=== THE DATA ===

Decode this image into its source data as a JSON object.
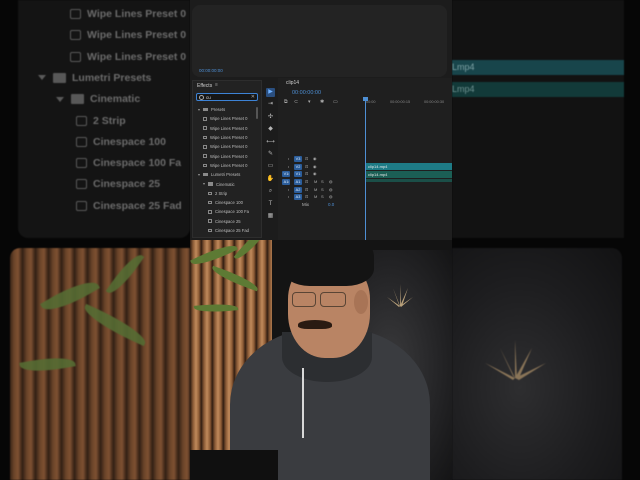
{
  "background": {
    "left_panel_items": [
      {
        "label": "Wipe Lines Preset 0",
        "kind": "preset"
      },
      {
        "label": "Wipe Lines Preset 0",
        "kind": "preset"
      },
      {
        "label": "Wipe Lines Preset 0",
        "kind": "preset"
      },
      {
        "label": "Lumetri Presets",
        "kind": "folder-open"
      },
      {
        "label": "Cinematic",
        "kind": "folder-open"
      },
      {
        "label": "2 Strip",
        "kind": "preset"
      },
      {
        "label": "Cinespace 100",
        "kind": "preset"
      },
      {
        "label": "Cinespace 100 Fa",
        "kind": "preset"
      },
      {
        "label": "Cinespace 25",
        "kind": "preset"
      },
      {
        "label": "Cinespace 25 Fad",
        "kind": "preset"
      }
    ],
    "right_clip_labels": [
      "Lmp4",
      "Lmp4"
    ]
  },
  "app": {
    "program_monitor": {
      "timecode": "00:00:00:00"
    },
    "effects_panel": {
      "title": "Effects",
      "menu": "≡",
      "search_value": "cu",
      "search_clear": "✕",
      "items": [
        {
          "label": "Presets",
          "kind": "folder",
          "indent": 1
        },
        {
          "label": "Wipe Lines Preset 0",
          "kind": "preset",
          "indent": 2
        },
        {
          "label": "Wipe Lines Preset 0",
          "kind": "preset",
          "indent": 2
        },
        {
          "label": "Wipe Lines Preset 0",
          "kind": "preset",
          "indent": 2
        },
        {
          "label": "Wipe Lines Preset 0",
          "kind": "preset",
          "indent": 2
        },
        {
          "label": "Wipe Lines Preset 0",
          "kind": "preset",
          "indent": 2
        },
        {
          "label": "Wipe Lines Preset 0",
          "kind": "preset",
          "indent": 2
        },
        {
          "label": "Lumetri Presets",
          "kind": "folder",
          "indent": 1
        },
        {
          "label": "Cinematic",
          "kind": "folder",
          "indent": 2
        },
        {
          "label": "2 Strip",
          "kind": "preset",
          "indent": 3
        },
        {
          "label": "Cinespace 100",
          "kind": "preset",
          "indent": 3
        },
        {
          "label": "Cinespace 100 Fa",
          "kind": "preset",
          "indent": 3
        },
        {
          "label": "Cinespace 25",
          "kind": "preset",
          "indent": 3
        },
        {
          "label": "Cinespace 25 Fad",
          "kind": "preset",
          "indent": 3
        }
      ]
    },
    "tools": [
      "▶",
      "⇥",
      "✣",
      "◆",
      "⟷",
      "✎",
      "▭",
      "✋",
      "⌕",
      "T",
      "▦"
    ],
    "timeline": {
      "tab": "clip14",
      "timecode": "00:00:00:00",
      "ruler": [
        "00:00",
        "00:00:00:15",
        "00:00:00:30"
      ],
      "video_tracks": [
        "V3",
        "V2",
        "V1"
      ],
      "audio_tracks": [
        "A1",
        "A2",
        "A3"
      ],
      "source_video": "V1",
      "source_audio": "A1",
      "clips": [
        {
          "name": "clip14.mp4",
          "track": "V1"
        },
        {
          "name": "clip14.mp4",
          "track": "A1"
        }
      ],
      "mix_label": "Mix",
      "mix_value": "0.0"
    }
  }
}
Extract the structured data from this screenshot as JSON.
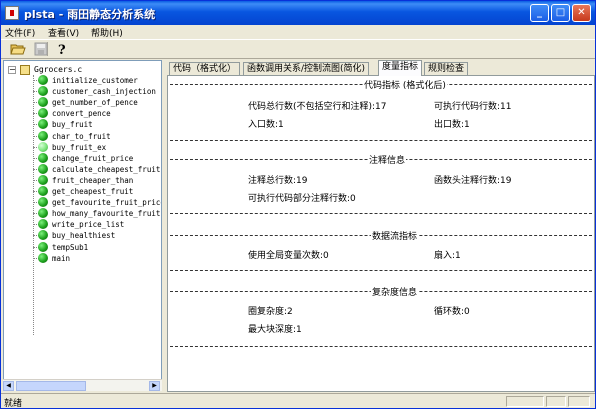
{
  "window": {
    "title": "plsta - 雨田静态分析系统"
  },
  "title_buttons": {
    "minimize": "_",
    "maximize": "□",
    "close": "✕"
  },
  "menu": [
    {
      "label": "文件(F)"
    },
    {
      "label": "查看(V)"
    },
    {
      "label": "帮助(H)"
    }
  ],
  "toolbar": {
    "open_icon": "folder-open-icon",
    "save_icon": "save-icon",
    "help_icon": "help-icon"
  },
  "tree": {
    "root": "Ggrocers.c",
    "expander": "−",
    "items": [
      "initialize_customer",
      "customer_cash_injection",
      "get_number_of_pence",
      "convert_pence",
      "buy_fruit",
      "char_to_fruit",
      "buy_fruit_ex",
      "change_fruit_price",
      "calculate_cheapest_fruit",
      "fruit_cheaper_than",
      "get_cheapest_fruit",
      "get_favourite_fruit_price",
      "how_many_favourite_fruit",
      "write_price_list",
      "buy_healthiest",
      "tempSub1",
      "main"
    ],
    "highlighted_index": 6
  },
  "tabs": [
    {
      "label": "代码（格式化）"
    },
    {
      "label": "函数调用关系/控制流图(简化)"
    },
    {
      "label": "度量指标"
    },
    {
      "label": "规则检查"
    }
  ],
  "active_tab": 2,
  "sections": {
    "code": {
      "title": "代码指标 (格式化后)",
      "total_lines": "代码总行数(不包括空行和注释):17",
      "exec_lines": "可执行代码行数:11",
      "entry": "入口数:1",
      "exit": "出口数:1"
    },
    "comment": {
      "title": "注释信息",
      "total": "注释总行数:19",
      "func_header": "函数头注释行数:19",
      "exec_part": "可执行代码部分注释行数:0"
    },
    "dataflow": {
      "title": "数据流指标",
      "globals": "使用全局变量次数:0",
      "fan_in": "扇入:1"
    },
    "complexity": {
      "title": "复杂度信息",
      "cyclomatic": "圈复杂度:2",
      "loops": "循环数:0",
      "nesting": "最大块深度:1"
    }
  },
  "status": {
    "text": "就绪"
  }
}
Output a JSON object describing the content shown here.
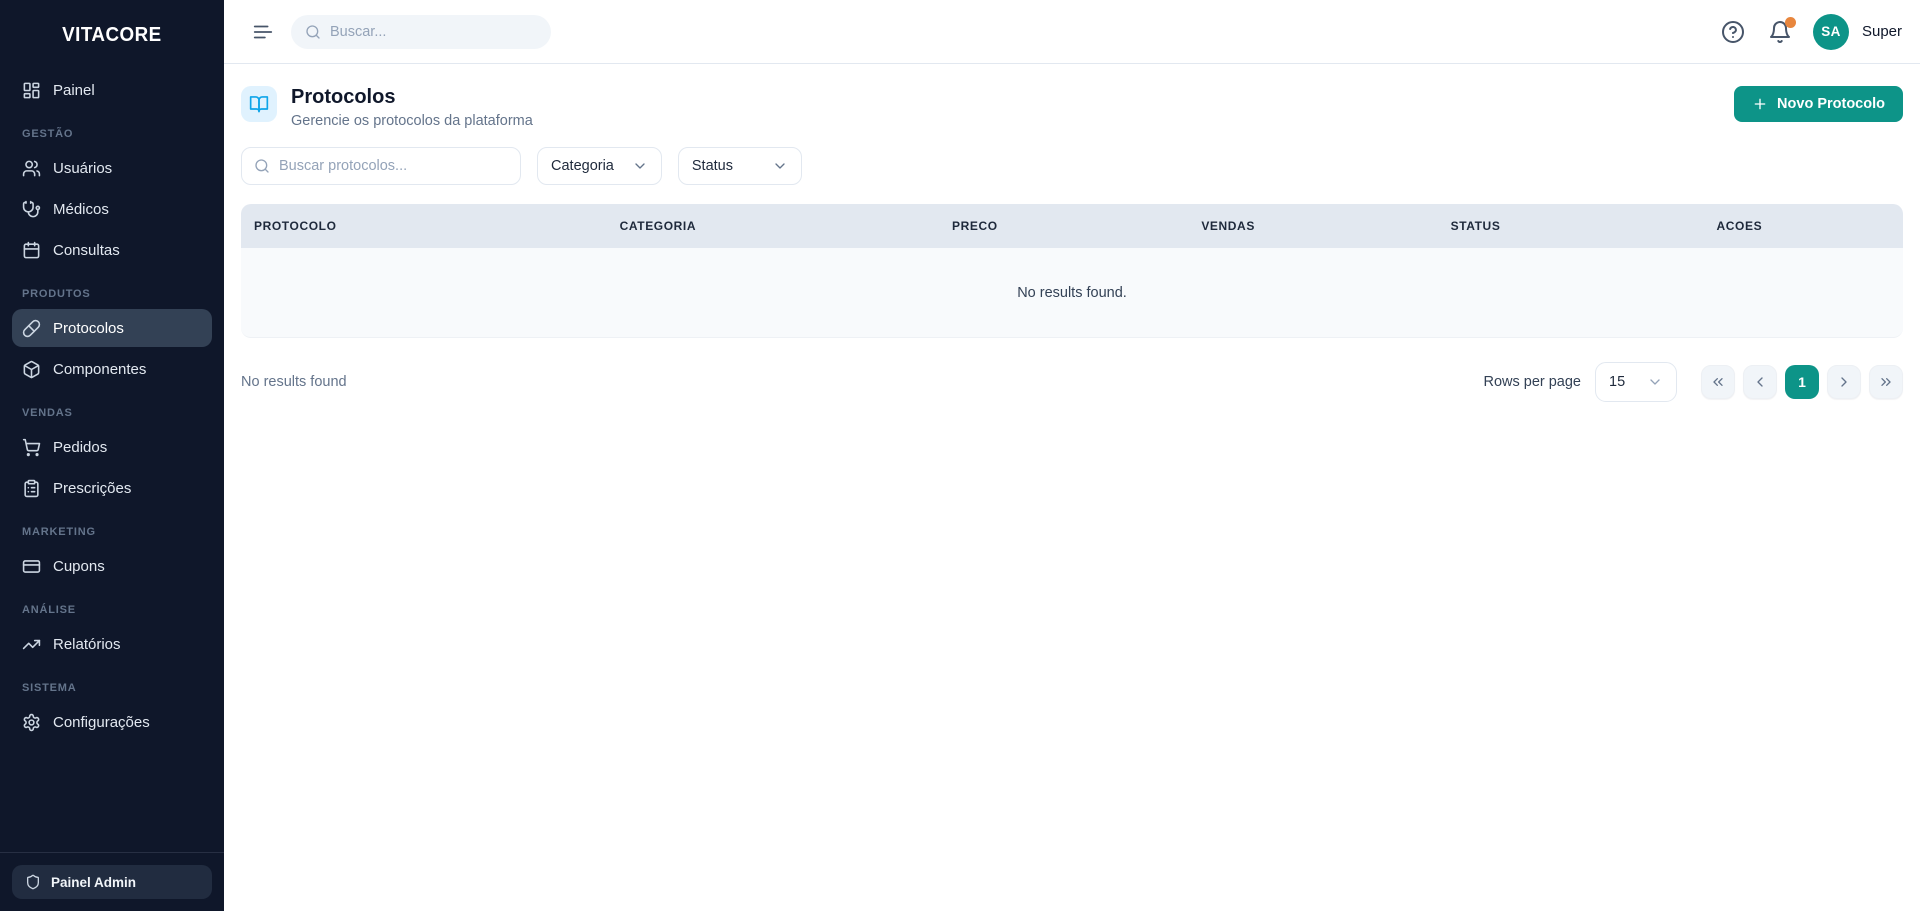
{
  "brand": "VITACORE",
  "colors": {
    "accent_teal": "#0d9488",
    "sidebar_bg": "#0f172a",
    "sidebar_active_bg": "#334155",
    "page_icon_blue": "#0ea5e9",
    "page_icon_bg": "#e0f2fe",
    "notification_dot": "#e8863d",
    "table_header_bg": "#e2e8f0",
    "table_body_bg": "#f8fafc"
  },
  "sidebar": {
    "sections": [
      {
        "label": "",
        "items": [
          {
            "label": "Painel",
            "icon": "dashboard",
            "active": false
          }
        ]
      },
      {
        "label": "GESTÃO",
        "items": [
          {
            "label": "Usuários",
            "icon": "users",
            "active": false
          },
          {
            "label": "Médicos",
            "icon": "stethoscope",
            "active": false
          },
          {
            "label": "Consultas",
            "icon": "calendar",
            "active": false
          }
        ]
      },
      {
        "label": "PRODUTOS",
        "items": [
          {
            "label": "Protocolos",
            "icon": "pill",
            "active": true
          },
          {
            "label": "Componentes",
            "icon": "package",
            "active": false
          }
        ]
      },
      {
        "label": "VENDAS",
        "items": [
          {
            "label": "Pedidos",
            "icon": "cart",
            "active": false
          },
          {
            "label": "Prescrições",
            "icon": "clipboard",
            "active": false
          }
        ]
      },
      {
        "label": "MARKETING",
        "items": [
          {
            "label": "Cupons",
            "icon": "credit-card",
            "active": false
          }
        ]
      },
      {
        "label": "ANÁLISE",
        "items": [
          {
            "label": "Relatórios",
            "icon": "trending-up",
            "active": false
          }
        ]
      },
      {
        "label": "SISTEMA",
        "items": [
          {
            "label": "Configurações",
            "icon": "settings",
            "active": false
          }
        ]
      }
    ],
    "footer_label": "Painel Admin"
  },
  "topbar": {
    "search_placeholder": "Buscar...",
    "user_initials": "SA",
    "user_name": "Super"
  },
  "page": {
    "title": "Protocolos",
    "subtitle": "Gerencie os protocolos da plataforma",
    "new_button_label": "Novo Protocolo",
    "search_placeholder": "Buscar protocolos...",
    "filters": [
      "Categoria",
      "Status"
    ]
  },
  "table": {
    "columns": [
      "PROTOCOLO",
      "CATEGORIA",
      "PRECO",
      "VENDAS",
      "STATUS",
      "ACOES"
    ],
    "empty_text": "No results found."
  },
  "footer": {
    "empty_text": "No results found",
    "rows_per_page_label": "Rows per page",
    "rows_per_page_value": "15",
    "current_page": "1"
  }
}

===

◆ REQUEST ◆
Count the lines of these entries that hold the string "Buscar", and give only that number.

◆ WRITTEN REPLY ◆
2